» Do this: Count how many lines hold the string "Nacional", and give only that number.

» Task material:
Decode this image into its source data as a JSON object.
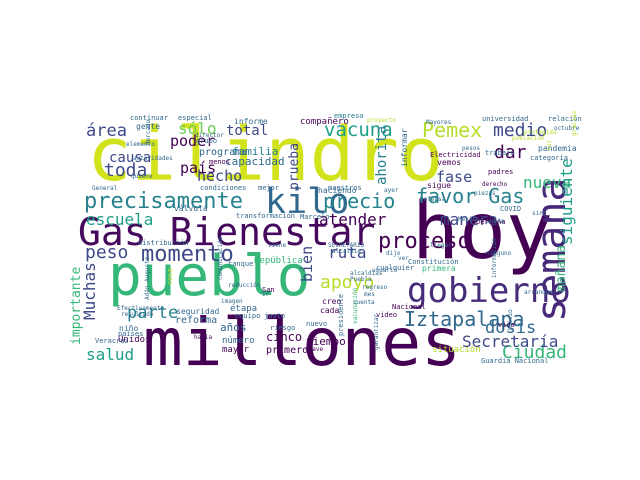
{
  "palette": {
    "dark_purple": "#440154",
    "purple": "#482878",
    "indigo": "#3e4989",
    "blue": "#31688e",
    "teal": "#26828e",
    "green_teal": "#1f9e89",
    "green": "#35b779",
    "light_green": "#6ece58",
    "lime": "#b5de2b",
    "yellow": "#fde725"
  },
  "words": [
    {
      "text": "millones",
      "color": "#440154"
    },
    {
      "text": "cilindro",
      "color": "#d2e21b"
    },
    {
      "text": "hoy",
      "color": "#440154"
    },
    {
      "text": "pueblo",
      "color": "#35b779"
    },
    {
      "text": "Gas Bienestar",
      "color": "#46085c"
    },
    {
      "text": "semana",
      "color": "#482878"
    },
    {
      "text": "gobierno",
      "color": "#472c7a"
    },
    {
      "text": "kilo",
      "color": "#31688e"
    },
    {
      "text": "precisamente",
      "color": "#26828e"
    },
    {
      "text": "momento",
      "color": "#3e4989"
    },
    {
      "text": "proceso",
      "color": "#440154"
    },
    {
      "text": "Iztapalapa",
      "color": "#31688e"
    },
    {
      "text": "precio",
      "color": "#26828e"
    },
    {
      "text": "Pemex",
      "color": "#b5de2b"
    },
    {
      "text": "favor Gas",
      "color": "#26828e"
    },
    {
      "text": "vacuna",
      "color": "#1f9e89"
    },
    {
      "text": "toda",
      "color": "#3e4989"
    },
    {
      "text": "dar",
      "color": "#440154"
    },
    {
      "text": "medio",
      "color": "#3e4989"
    },
    {
      "text": "dosis",
      "color": "#31688e"
    },
    {
      "text": "apoyo",
      "color": "#b5de2b"
    },
    {
      "text": "Ciudad",
      "color": "#35b779"
    },
    {
      "text": "Secretaría",
      "color": "#3e4989"
    },
    {
      "text": "peso",
      "color": "#3e4989"
    },
    {
      "text": "área",
      "color": "#3e4989"
    },
    {
      "text": "salud",
      "color": "#1f9e89"
    },
    {
      "text": "parte",
      "color": "#26828e"
    },
    {
      "text": "Muchas",
      "color": "#3e4989"
    },
    {
      "text": "escuela",
      "color": "#1f9e89"
    },
    {
      "text": "atender",
      "color": "#440154"
    },
    {
      "text": "nueva",
      "color": "#35b779"
    },
    {
      "text": "siguiente",
      "color": "#1f9e89"
    },
    {
      "text": "manera",
      "color": "#3e4989"
    },
    {
      "text": "ruta",
      "color": "#3e4989"
    },
    {
      "text": "bien",
      "color": "#3e4989"
    },
    {
      "text": "hecho",
      "color": "#3e4989"
    },
    {
      "text": "causa",
      "color": "#3e4989"
    },
    {
      "text": "poder",
      "color": "#440154"
    },
    {
      "text": "total",
      "color": "#3e4989"
    },
    {
      "text": "sólo",
      "color": "#6ece58"
    },
    {
      "text": "país",
      "color": "#440154"
    },
    {
      "text": "fase",
      "color": "#3e4989"
    },
    {
      "text": "ahorita",
      "color": "#26828e"
    },
    {
      "text": "prueba",
      "color": "#3e4989"
    },
    {
      "text": "importante",
      "color": "#35b779"
    },
    {
      "text": "mañana",
      "color": "#35b779"
    },
    {
      "text": "familia",
      "color": "#26828e"
    },
    {
      "text": "capacidad",
      "color": "#31688e"
    },
    {
      "text": "programa",
      "color": "#31688e"
    },
    {
      "text": "reforma",
      "color": "#31688e"
    },
    {
      "text": "años",
      "color": "#31688e"
    },
    {
      "text": "cinco",
      "color": "#440154"
    },
    {
      "text": "tiempo",
      "color": "#440154"
    },
    {
      "text": "primero",
      "color": "#440154"
    },
    {
      "text": "mayor",
      "color": "#440154"
    },
    {
      "text": "Unidos",
      "color": "#440154"
    },
    {
      "text": "número",
      "color": "#31688e"
    },
    {
      "text": "niño",
      "color": "#31688e"
    },
    {
      "text": "seguridad",
      "color": "#31688e"
    },
    {
      "text": "situación",
      "color": "#b5de2b"
    },
    {
      "text": "Guardia Nacional",
      "color": "#31688e"
    },
    {
      "text": "empresa",
      "color": "#26828e"
    },
    {
      "text": "compañero",
      "color": "#440154"
    },
    {
      "text": "informe",
      "color": "#31688e"
    },
    {
      "text": "gente",
      "color": "#31688e"
    },
    {
      "text": "continuar",
      "color": "#31688e"
    },
    {
      "text": "especial",
      "color": "#31688e"
    },
    {
      "text": "universidad",
      "color": "#31688e"
    },
    {
      "text": "relación",
      "color": "#31688e"
    },
    {
      "text": "octubre",
      "color": "#31688e"
    },
    {
      "text": "pandemia",
      "color": "#31688e"
    },
    {
      "text": "categoría",
      "color": "#31688e"
    },
    {
      "text": "Electricidad",
      "color": "#440154"
    },
    {
      "text": "vemos",
      "color": "#440154"
    },
    {
      "text": "padres",
      "color": "#440154"
    },
    {
      "text": "trabajo",
      "color": "#31688e"
    },
    {
      "text": "informar",
      "color": "#31688e"
    },
    {
      "text": "sigue",
      "color": "#440154"
    },
    {
      "text": "haciendo",
      "color": "#31688e"
    },
    {
      "text": "condiciones",
      "color": "#31688e"
    },
    {
      "text": "mejor",
      "color": "#31688e"
    },
    {
      "text": "maestros",
      "color": "#31688e"
    },
    {
      "text": "válvula",
      "color": "#31688e"
    },
    {
      "text": "transformación",
      "color": "#31688e"
    },
    {
      "text": "Marcelo",
      "color": "#31688e"
    },
    {
      "text": "COVID",
      "color": "#31688e"
    },
    {
      "text": "persona",
      "color": "#440154"
    },
    {
      "text": "Constitución",
      "color": "#31688e"
    },
    {
      "text": "cualquier",
      "color": "#31688e"
    },
    {
      "text": "primera",
      "color": "#35b779"
    },
    {
      "text": "video",
      "color": "#440154"
    },
    {
      "text": "Nacional",
      "color": "#440154"
    },
    {
      "text": "distribución",
      "color": "#31688e"
    },
    {
      "text": "República",
      "color": "#35b779"
    },
    {
      "text": "tanque",
      "color": "#31688e"
    },
    {
      "text": "cada",
      "color": "#440154"
    },
    {
      "text": "creo",
      "color": "#440154"
    },
    {
      "text": "etapa",
      "color": "#31688e"
    },
    {
      "text": "equipo",
      "color": "#31688e"
    },
    {
      "text": "justo",
      "color": "#31688e"
    },
    {
      "text": "nuevo",
      "color": "#31688e"
    },
    {
      "text": "riesgo",
      "color": "#31688e"
    },
    {
      "text": "General",
      "color": "#31688e"
    },
    {
      "text": "Veracruz",
      "color": "#31688e"
    },
    {
      "text": "países",
      "color": "#31688e"
    },
    {
      "text": "presidente",
      "color": "#31688e"
    },
    {
      "text": "vacunación",
      "color": "#35b779"
    },
    {
      "text": "proyecto",
      "color": "#b5de2b"
    },
    {
      "text": "gracias",
      "color": "#b5de2b"
    },
    {
      "text": "luz",
      "color": "#b5de2b"
    },
    {
      "text": "San",
      "color": "#440154"
    },
    {
      "text": "clave",
      "color": "#440154"
    },
    {
      "text": "vida",
      "color": "#440154"
    },
    {
      "text": "hacia",
      "color": "#440154"
    },
    {
      "text": "cosa",
      "color": "#b5de2b"
    },
    {
      "text": "grupo",
      "color": "#31688e"
    },
    {
      "text": "director",
      "color": "#31688e"
    },
    {
      "text": "menos",
      "color": "#440154"
    },
    {
      "text": "elemento",
      "color": "#31688e"
    },
    {
      "text": "quiere",
      "color": "#31688e"
    },
    {
      "text": "autoridades",
      "color": "#31688e"
    },
    {
      "text": "Mercado",
      "color": "#31688e"
    },
    {
      "text": "imagen",
      "color": "#31688e"
    },
    {
      "text": "reducción",
      "color": "#31688e"
    },
    {
      "text": "comunicación",
      "color": "#31688e"
    },
    {
      "text": "resultado",
      "color": "#31688e"
    },
    {
      "text": "Efectivamente",
      "color": "#31688e"
    },
    {
      "text": "Adán Augusto",
      "color": "#31688e"
    },
    {
      "text": "ir",
      "color": "#31688e"
    },
    {
      "text": "mes",
      "color": "#31688e"
    },
    {
      "text": "SECRETARIO",
      "color": "#31688e"
    },
    {
      "text": "alcaldía",
      "color": "#31688e"
    },
    {
      "text": "viene",
      "color": "#31688e"
    },
    {
      "text": "llegar",
      "color": "#31688e"
    },
    {
      "text": "Puebla",
      "color": "#31688e"
    },
    {
      "text": "ver",
      "color": "#31688e"
    },
    {
      "text": "alcaldías",
      "color": "#31688e"
    },
    {
      "text": "regreso",
      "color": "#31688e"
    },
    {
      "text": "ninguno",
      "color": "#31688e"
    },
    {
      "text": "información",
      "color": "#31688e"
    },
    {
      "text": "arranque",
      "color": "#31688e"
    },
    {
      "text": "pueda",
      "color": "#31688e"
    },
    {
      "text": "sino",
      "color": "#31688e"
    },
    {
      "text": "población",
      "color": "#b5de2b"
    },
    {
      "text": "protegida",
      "color": "#b5de2b"
    },
    {
      "text": "garantizar",
      "color": "#31688e"
    },
    {
      "text": "cuenta",
      "color": "#31688e"
    },
    {
      "text": "usuario",
      "color": "#31688e"
    },
    {
      "text": "dijo",
      "color": "#31688e"
    },
    {
      "text": "México",
      "color": "#31688e"
    },
    {
      "text": "piezas",
      "color": "#31688e"
    },
    {
      "text": "derecho",
      "color": "#440154"
    },
    {
      "text": "Defensa",
      "color": "#31688e"
    },
    {
      "text": "pesos",
      "color": "#31688e"
    },
    {
      "text": "ayer",
      "color": "#31688e"
    },
    {
      "text": "Mayores",
      "color": "#31688e"
    },
    {
      "text": "inicio",
      "color": "#31688e"
    },
    {
      "text": "cuidado",
      "color": "#b5de2b"
    }
  ]
}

» Reply to the exercise: 2